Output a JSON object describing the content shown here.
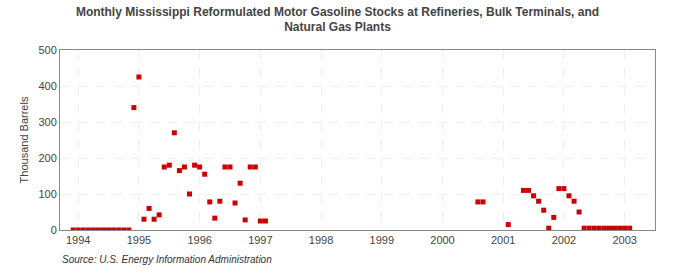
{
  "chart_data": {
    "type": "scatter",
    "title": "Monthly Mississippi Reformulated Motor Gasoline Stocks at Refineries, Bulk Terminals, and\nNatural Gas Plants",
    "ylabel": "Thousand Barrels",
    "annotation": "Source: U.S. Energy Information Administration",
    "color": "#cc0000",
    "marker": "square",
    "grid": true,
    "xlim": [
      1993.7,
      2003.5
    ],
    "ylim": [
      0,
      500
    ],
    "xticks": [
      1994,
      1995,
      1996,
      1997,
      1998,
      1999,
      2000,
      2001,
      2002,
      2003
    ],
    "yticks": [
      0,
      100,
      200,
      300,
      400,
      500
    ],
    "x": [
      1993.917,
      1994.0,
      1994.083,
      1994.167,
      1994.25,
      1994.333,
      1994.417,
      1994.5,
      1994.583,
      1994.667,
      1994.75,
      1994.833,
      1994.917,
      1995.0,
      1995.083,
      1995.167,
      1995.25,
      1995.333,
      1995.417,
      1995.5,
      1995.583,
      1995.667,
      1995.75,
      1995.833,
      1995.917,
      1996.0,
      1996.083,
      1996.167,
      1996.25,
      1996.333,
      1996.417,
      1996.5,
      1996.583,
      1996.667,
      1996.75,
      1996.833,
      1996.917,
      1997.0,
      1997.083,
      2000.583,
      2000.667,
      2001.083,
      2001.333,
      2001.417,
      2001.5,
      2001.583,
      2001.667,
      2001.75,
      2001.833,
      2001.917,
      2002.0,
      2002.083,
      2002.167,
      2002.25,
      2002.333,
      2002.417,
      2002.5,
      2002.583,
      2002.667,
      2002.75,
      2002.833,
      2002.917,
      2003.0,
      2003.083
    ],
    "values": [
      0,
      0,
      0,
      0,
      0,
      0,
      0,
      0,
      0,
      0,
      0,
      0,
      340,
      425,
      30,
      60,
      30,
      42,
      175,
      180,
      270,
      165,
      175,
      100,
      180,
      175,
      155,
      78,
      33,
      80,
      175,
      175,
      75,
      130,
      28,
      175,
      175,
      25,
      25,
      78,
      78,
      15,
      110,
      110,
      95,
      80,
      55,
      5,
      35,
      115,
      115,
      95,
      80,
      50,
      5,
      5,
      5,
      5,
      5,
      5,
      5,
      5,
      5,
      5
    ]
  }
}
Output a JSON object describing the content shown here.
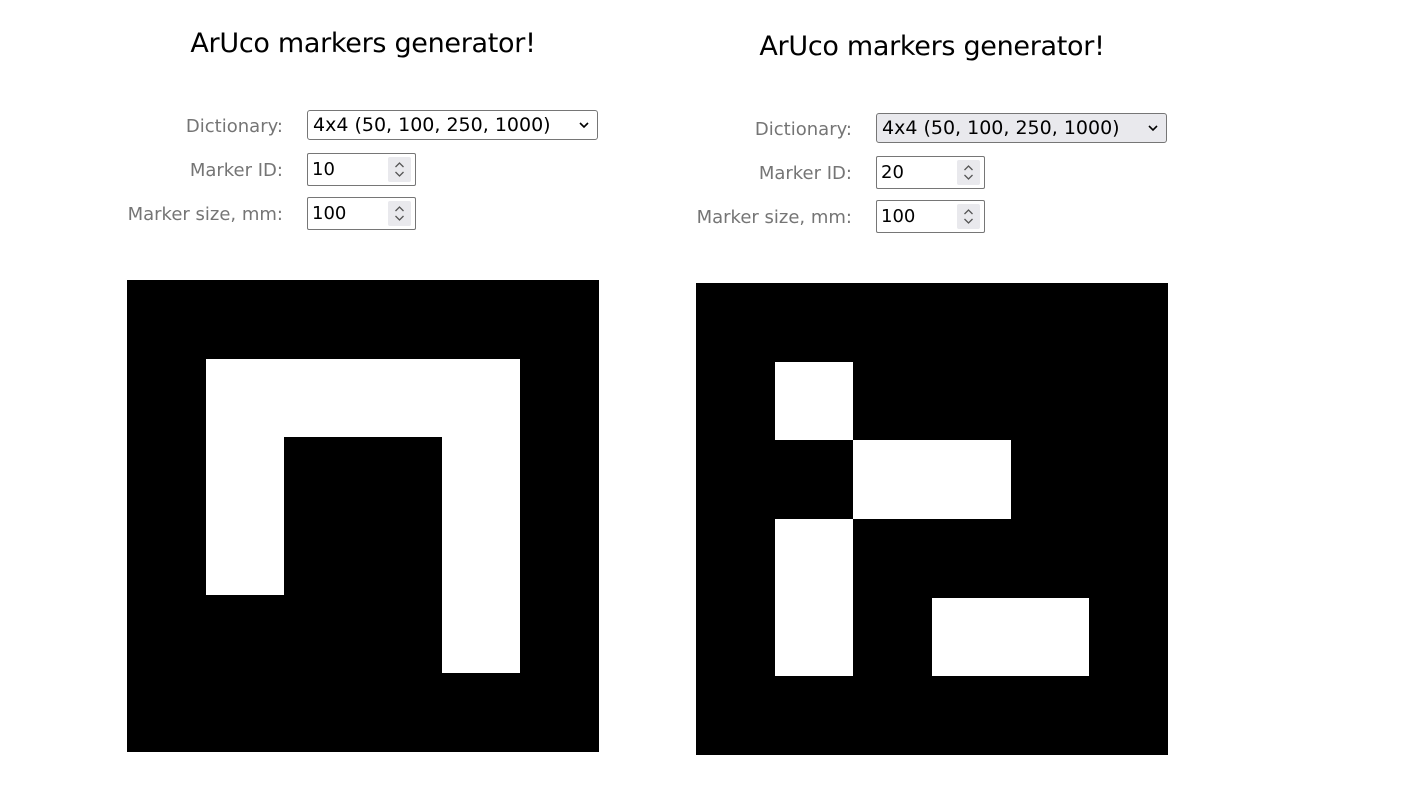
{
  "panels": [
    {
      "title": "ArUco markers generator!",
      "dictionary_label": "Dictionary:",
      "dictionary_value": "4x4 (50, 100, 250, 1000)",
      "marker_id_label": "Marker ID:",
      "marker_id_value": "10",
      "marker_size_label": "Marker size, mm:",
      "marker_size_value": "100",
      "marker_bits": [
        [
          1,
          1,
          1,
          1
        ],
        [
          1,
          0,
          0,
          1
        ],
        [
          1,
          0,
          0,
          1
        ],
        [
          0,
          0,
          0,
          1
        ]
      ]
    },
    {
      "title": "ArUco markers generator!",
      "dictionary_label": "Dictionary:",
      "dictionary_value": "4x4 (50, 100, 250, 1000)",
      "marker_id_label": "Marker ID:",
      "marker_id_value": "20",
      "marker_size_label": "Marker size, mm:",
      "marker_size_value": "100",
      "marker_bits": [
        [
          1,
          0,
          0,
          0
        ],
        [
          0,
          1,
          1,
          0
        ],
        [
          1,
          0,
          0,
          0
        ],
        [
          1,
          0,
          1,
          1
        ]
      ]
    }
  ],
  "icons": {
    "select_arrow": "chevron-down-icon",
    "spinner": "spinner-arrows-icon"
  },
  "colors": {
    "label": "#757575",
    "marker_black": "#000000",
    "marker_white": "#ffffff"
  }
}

* * *

Work to do => Make an exact copy of the data above, pictures excluded.

Correct output =>
Output a JSON object describing the content shown here.
{
  "chart_data": {
    "type": "scatter",
    "title": "Monthly Mississippi Reformulated Motor Gasoline Stocks at Refineries, Bulk Terminals, and\nNatural Gas Plants",
    "ylabel": "Thousand Barrels",
    "annotation": "Source: U.S. Energy Information Administration",
    "color": "#cc0000",
    "marker": "square",
    "grid": true,
    "xlim": [
      1993.7,
      2003.5
    ],
    "ylim": [
      0,
      500
    ],
    "xticks": [
      1994,
      1995,
      1996,
      1997,
      1998,
      1999,
      2000,
      2001,
      2002,
      2003
    ],
    "yticks": [
      0,
      100,
      200,
      300,
      400,
      500
    ],
    "x": [
      1993.917,
      1994.0,
      1994.083,
      1994.167,
      1994.25,
      1994.333,
      1994.417,
      1994.5,
      1994.583,
      1994.667,
      1994.75,
      1994.833,
      1994.917,
      1995.0,
      1995.083,
      1995.167,
      1995.25,
      1995.333,
      1995.417,
      1995.5,
      1995.583,
      1995.667,
      1995.75,
      1995.833,
      1995.917,
      1996.0,
      1996.083,
      1996.167,
      1996.25,
      1996.333,
      1996.417,
      1996.5,
      1996.583,
      1996.667,
      1996.75,
      1996.833,
      1996.917,
      1997.0,
      1997.083,
      2000.583,
      2000.667,
      2001.083,
      2001.333,
      2001.417,
      2001.5,
      2001.583,
      2001.667,
      2001.75,
      2001.833,
      2001.917,
      2002.0,
      2002.083,
      2002.167,
      2002.25,
      2002.333,
      2002.417,
      2002.5,
      2002.583,
      2002.667,
      2002.75,
      2002.833,
      2002.917,
      2003.0,
      2003.083
    ],
    "values": [
      0,
      0,
      0,
      0,
      0,
      0,
      0,
      0,
      0,
      0,
      0,
      0,
      340,
      425,
      30,
      60,
      30,
      42,
      175,
      180,
      270,
      165,
      175,
      100,
      180,
      175,
      155,
      78,
      33,
      80,
      175,
      175,
      75,
      130,
      28,
      175,
      175,
      25,
      25,
      78,
      78,
      15,
      110,
      110,
      95,
      80,
      55,
      5,
      35,
      115,
      115,
      95,
      80,
      50,
      5,
      5,
      5,
      5,
      5,
      5,
      5,
      5,
      5,
      5
    ]
  }
}
Output a JSON object describing the content shown here.
{
  "panels": [
    {
      "title": "ArUco markers generator!",
      "dictionary_label": "Dictionary:",
      "dictionary_value": "4x4 (50, 100, 250, 1000)",
      "marker_id_label": "Marker ID:",
      "marker_id_value": "10",
      "marker_size_label": "Marker size, mm:",
      "marker_size_value": "100",
      "marker_bits": [
        [
          1,
          1,
          1,
          1
        ],
        [
          1,
          0,
          0,
          1
        ],
        [
          1,
          0,
          0,
          1
        ],
        [
          0,
          0,
          0,
          1
        ]
      ]
    },
    {
      "title": "ArUco markers generator!",
      "dictionary_label": "Dictionary:",
      "dictionary_value": "4x4 (50, 100, 250, 1000)",
      "marker_id_label": "Marker ID:",
      "marker_id_value": "20",
      "marker_size_label": "Marker size, mm:",
      "marker_size_value": "100",
      "marker_bits": [
        [
          1,
          0,
          0,
          0
        ],
        [
          0,
          1,
          1,
          0
        ],
        [
          1,
          0,
          0,
          0
        ],
        [
          1,
          0,
          1,
          1
        ]
      ]
    }
  ],
  "icons": {
    "select_arrow": "chevron-down-icon",
    "spinner": "spinner-arrows-icon"
  },
  "colors": {
    "label": "#757575",
    "marker_black": "#000000",
    "marker_white": "#ffffff"
  }
}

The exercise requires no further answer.